# [EXERCISE BRIEF]
Leave out the pictures and copy everything else in the entries exactly.

# [DATASET]
□ □ □
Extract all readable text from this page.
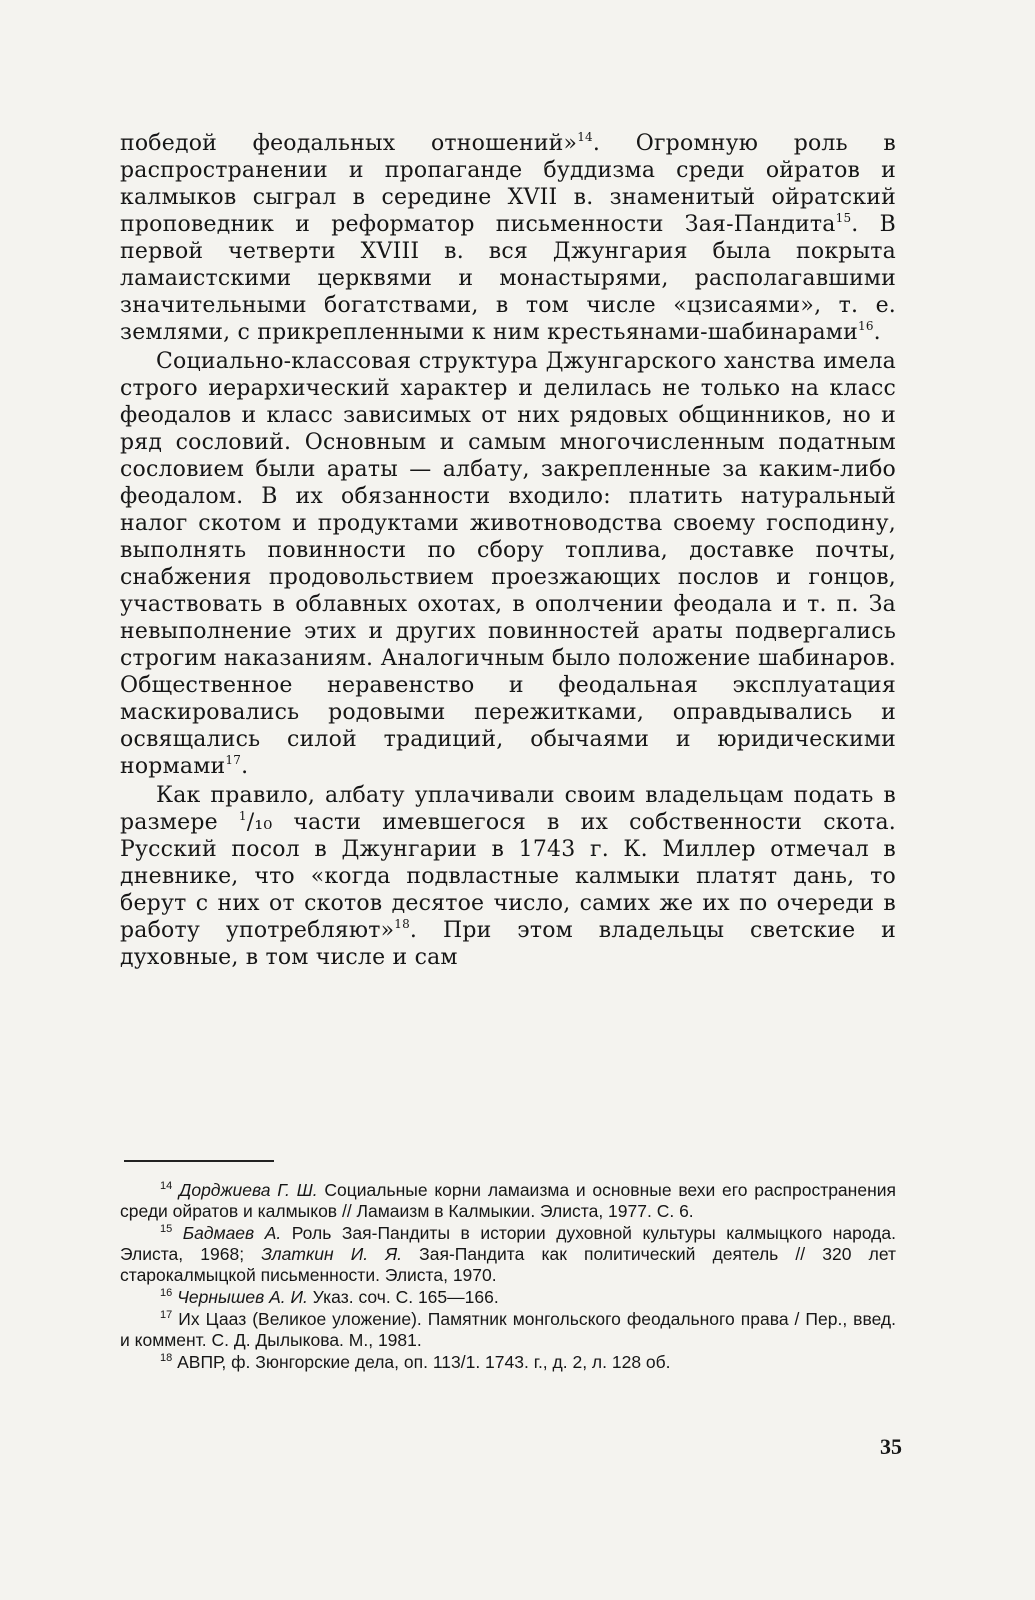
победой феодальных отношений»$^{14}$. Огромную роль в распространении и пропаганде буддизма среди ойратов и калмыков сыграл в середине XVII в. знаменитый ойратский проповедник и реформатор письменности Зая-Пандита$^{15}$. В первой четверти XVIII в. вся Джунгария была покрыта ламаистскими церквями и монастырями, располагавшими значительными богатствами, в том числе «цзисаями», т. е. землями, с прикрепленными к ним крестьянами-шабинарами$^{16}$.

Социально-классовая структура Джунгарского ханства имела строго иерархический характер и делилась не только на класс феодалов и класс зависимых от них рядовых общинников, но и ряд сословий. Основным и самым многочисленным податным сословием были араты — албату, закрепленные за каким-либо феодалом. В их обязанности входило: платить натуральный налог скотом и продуктами животноводства своему господину, выполнять повинности по сбору топлива, доставке почты, снабжения продовольствием проезжающих послов и гонцов, участвовать в облавных охотах, в ополчении феодала и т. п. За невыполнение этих и других повинностей араты подвергались строгим наказаниям. Аналогичным было положение шабинаров. Общественное неравенство и феодальная эксплуатация маскировались родовыми пережитками, оправдывались и освящались силой традиций, обычаями и юридическими нормами$^{17}$.

Как правило, албату уплачивали своим владельцам подать в размере $^1$/₁₀ части имевшегося в их собственности скота. Русский посол в Джунгарии в 1743 г. К. Миллер отмечал в дневнике, что «когда подвластные калмыки платят дань, то берут с них от скотов десятое число, самих же их по очереди в работу употребляют»$^{18}$. При этом владельцы светские и духовные, в том числе и сам

$^{14}$ Дорджиева Г. Ш. Социальные корни ламаизма и основные вехи его распространения среди ойратов и калмыков // Ламаизм в Калмыкии. Элиста, 1977. С. 6.
$^{15}$ Бадмаев А. Роль Зая-Пандиты в истории духовной культуры калмыцкого народа. Элиста, 1968; Златкин И. Я. Зая-Пандита как политический деятель // 320 лет старокалмыцкой письменности. Элиста, 1970.
$^{16}$ Чернышев А. И. Указ. соч. С. 165—166.
$^{17}$ Их Цааз (Великое уложение). Памятник монгольского феодального права / Пер., введ. и коммент. С. Д. Дылыкова. М., 1981.
$^{18}$ АВПР, ф. Зюнгорские дела, оп. 113/1. 1743. г., д. 2, л. 128 об.
35
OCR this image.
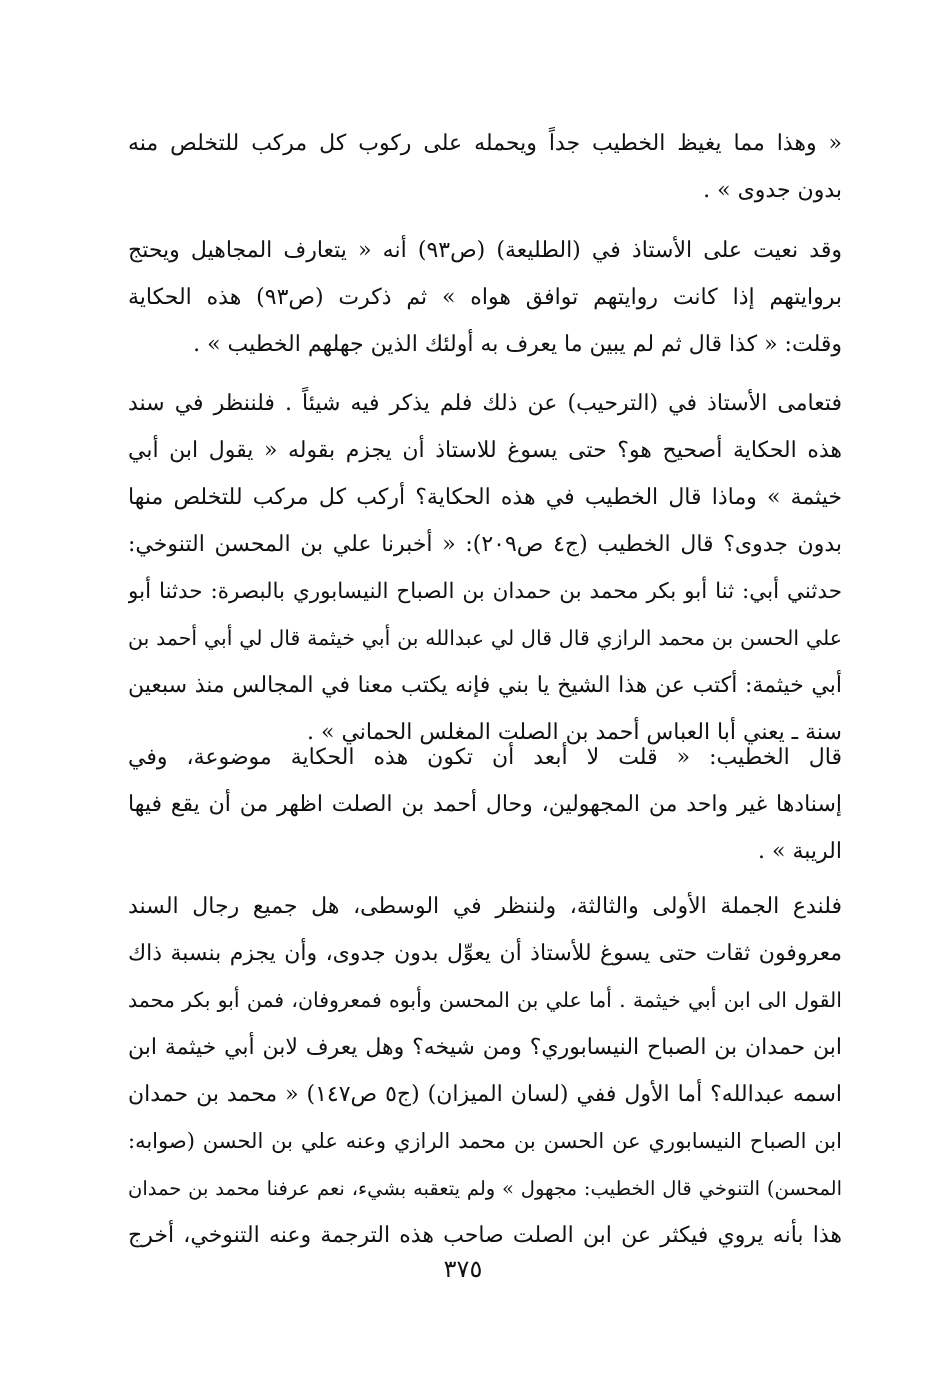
« وهذا مما يغيظ الخطيب جداً ويحمله على ركوب كل مركب للتخلص منه
بدون جدوى » .
وقد نعيت على الأستاذ في (الطليعة) (ص٩٣) أنه « يتعارف المجاهيل ويحتج
بروايتهم إذا كانت روايتهم توافق هواه » ثم ذكرت (ص٩٣) هذه الحكاية
وقلت: « كذا قال ثم لم يبين ما يعرف به أولئك الذين جهلهم الخطيب » .
فتعامى الأستاذ في (الترحيب) عن ذلك فلم يذكر فيه شيئاً . فلننظر في سند
هذه الحكاية أصحيح هو؟ حتى يسوغ للاستاذ أن يجزم بقوله « يقول ابن أبي
خيثمة » وماذا قال الخطيب في هذه الحكاية؟ أركب كل مركب للتخلص منها
بدون جدوى؟ قال الخطيب (ج٤ ص٢٠٩): « أخبرنا علي بن المحسن التنوخي:
حدثني أبي: ثنا أبو بكر محمد بن حمدان بن الصباح النيسابوري بالبصرة: حدثنا أبو
علي الحسن بن محمد الرازي قال قال لي عبدالله بن أبي خيثمة قال لي أبي أحمد بن
أبي خيثمة: أكتب عن هذا الشيخ يا بني فإنه يكتب معنا في المجالس منذ سبعين
سنة ـ يعني أبا العباس أحمد بن الصلت المغلس الحماني » .
قال الخطيب: « قلت لا أبعد أن تكون هذه الحكاية موضوعة، وفي
إسنادها غير واحد من المجهولين، وحال أحمد بن الصلت اظهر من أن يقع فيها
الريبة » .
فلندع الجملة الأولى والثالثة، ولننظر في الوسطى، هل جميع رجال السند
معروفون ثقات حتى يسوغ للأستاذ أن يعوِّل بدون جدوى، وأن يجزم بنسبة ذاك
القول الى ابن أبي خيثمة . أما علي بن المحسن وأبوه فمعروفان، فمن أبو بكر محمد
ابن حمدان بن الصباح النيسابوري؟ ومن شيخه؟ وهل يعرف لابن أبي خيثمة ابن
اسمه عبدالله؟ أما الأول ففي (لسان الميزان) (ج٥ ص١٤٧) « محمد بن حمدان
ابن الصباح النيسابوري عن الحسن بن محمد الرازي وعنه علي بن الحسن (صوابه:
المحسن) التنوخي قال الخطيب: مجهول » ولم يتعقبه بشيء، نعم عرفنا محمد بن حمدان
هذا بأنه يروي فيكثر عن ابن الصلت صاحب هذه الترجمة وعنه التنوخي، أخرج
٣٧٥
□ □ □
# [ANSWER TO THIS PROBLEM]
Extract all readable text from this page.
победой феодальных отношений»$^{14}$. Огромную роль в распространении и пропаганде буддизма среди ойратов и калмыков сыграл в середине XVII в. знаменитый ойратский проповедник и реформатор письменности Зая-Пандита$^{15}$. В первой четверти XVIII в. вся Джунгария была покрыта ламаистскими церквями и монастырями, располагавшими значительными богатствами, в том числе «цзисаями», т. е. землями, с прикрепленными к ним крестьянами-шабинарами$^{16}$.

Социально-классовая структура Джунгарского ханства имела строго иерархический характер и делилась не только на класс феодалов и класс зависимых от них рядовых общинников, но и ряд сословий. Основным и самым многочисленным податным сословием были араты — албату, закрепленные за каким-либо феодалом. В их обязанности входило: платить натуральный налог скотом и продуктами животноводства своему господину, выполнять повинности по сбору топлива, доставке почты, снабжения продовольствием проезжающих послов и гонцов, участвовать в облавных охотах, в ополчении феодала и т. п. За невыполнение этих и других повинностей араты подвергались строгим наказаниям. Аналогичным было положение шабинаров. Общественное неравенство и феодальная эксплуатация маскировались родовыми пережитками, оправдывались и освящались силой традиций, обычаями и юридическими нормами$^{17}$.

Как правило, албату уплачивали своим владельцам подать в размере $^1$/₁₀ части имевшегося в их собственности скота. Русский посол в Джунгарии в 1743 г. К. Миллер отмечал в дневнике, что «когда подвластные калмыки платят дань, то берут с них от скотов десятое число, самих же их по очереди в работу употребляют»$^{18}$. При этом владельцы светские и духовные, в том числе и сам

$^{14}$ Дорджиева Г. Ш. Социальные корни ламаизма и основные вехи его распространения среди ойратов и калмыков // Ламаизм в Калмыкии. Элиста, 1977. С. 6.
$^{15}$ Бадмаев А. Роль Зая-Пандиты в истории духовной культуры калмыцкого народа. Элиста, 1968; Златкин И. Я. Зая-Пандита как политический деятель // 320 лет старокалмыцкой письменности. Элиста, 1970.
$^{16}$ Чернышев А. И. Указ. соч. С. 165—166.
$^{17}$ Их Цааз (Великое уложение). Памятник монгольского феодального права / Пер., введ. и коммент. С. Д. Дылыкова. М., 1981.
$^{18}$ АВПР, ф. Зюнгорские дела, оп. 113/1. 1743. г., д. 2, л. 128 об.
35
OCR this image.
« وهذا مما يغيظ الخطيب جداً ويحمله على ركوب كل مركب للتخلص منه
بدون جدوى » .
وقد نعيت على الأستاذ في (الطليعة) (ص٩٣) أنه « يتعارف المجاهيل ويحتج
بروايتهم إذا كانت روايتهم توافق هواه » ثم ذكرت (ص٩٣) هذه الحكاية
وقلت: « كذا قال ثم لم يبين ما يعرف به أولئك الذين جهلهم الخطيب » .
فتعامى الأستاذ في (الترحيب) عن ذلك فلم يذكر فيه شيئاً . فلننظر في سند
هذه الحكاية أصحيح هو؟ حتى يسوغ للاستاذ أن يجزم بقوله « يقول ابن أبي
خيثمة » وماذا قال الخطيب في هذه الحكاية؟ أركب كل مركب للتخلص منها
بدون جدوى؟ قال الخطيب (ج٤ ص٢٠٩): « أخبرنا علي بن المحسن التنوخي:
حدثني أبي: ثنا أبو بكر محمد بن حمدان بن الصباح النيسابوري بالبصرة: حدثنا أبو
علي الحسن بن محمد الرازي قال قال لي عبدالله بن أبي خيثمة قال لي أبي أحمد بن
أبي خيثمة: أكتب عن هذا الشيخ يا بني فإنه يكتب معنا في المجالس منذ سبعين
سنة ـ يعني أبا العباس أحمد بن الصلت المغلس الحماني » .
قال الخطيب: « قلت لا أبعد أن تكون هذه الحكاية موضوعة، وفي
إسنادها غير واحد من المجهولين، وحال أحمد بن الصلت اظهر من أن يقع فيها
الريبة » .
فلندع الجملة الأولى والثالثة، ولننظر في الوسطى، هل جميع رجال السند
معروفون ثقات حتى يسوغ للأستاذ أن يعوِّل بدون جدوى، وأن يجزم بنسبة ذاك
القول الى ابن أبي خيثمة . أما علي بن المحسن وأبوه فمعروفان، فمن أبو بكر محمد
ابن حمدان بن الصباح النيسابوري؟ ومن شيخه؟ وهل يعرف لابن أبي خيثمة ابن
اسمه عبدالله؟ أما الأول ففي (لسان الميزان) (ج٥ ص١٤٧) « محمد بن حمدان
ابن الصباح النيسابوري عن الحسن بن محمد الرازي وعنه علي بن الحسن (صوابه:
المحسن) التنوخي قال الخطيب: مجهول » ولم يتعقبه بشيء، نعم عرفنا محمد بن حمدان
هذا بأنه يروي فيكثر عن ابن الصلت صاحب هذه الترجمة وعنه التنوخي، أخرج
٣٧٥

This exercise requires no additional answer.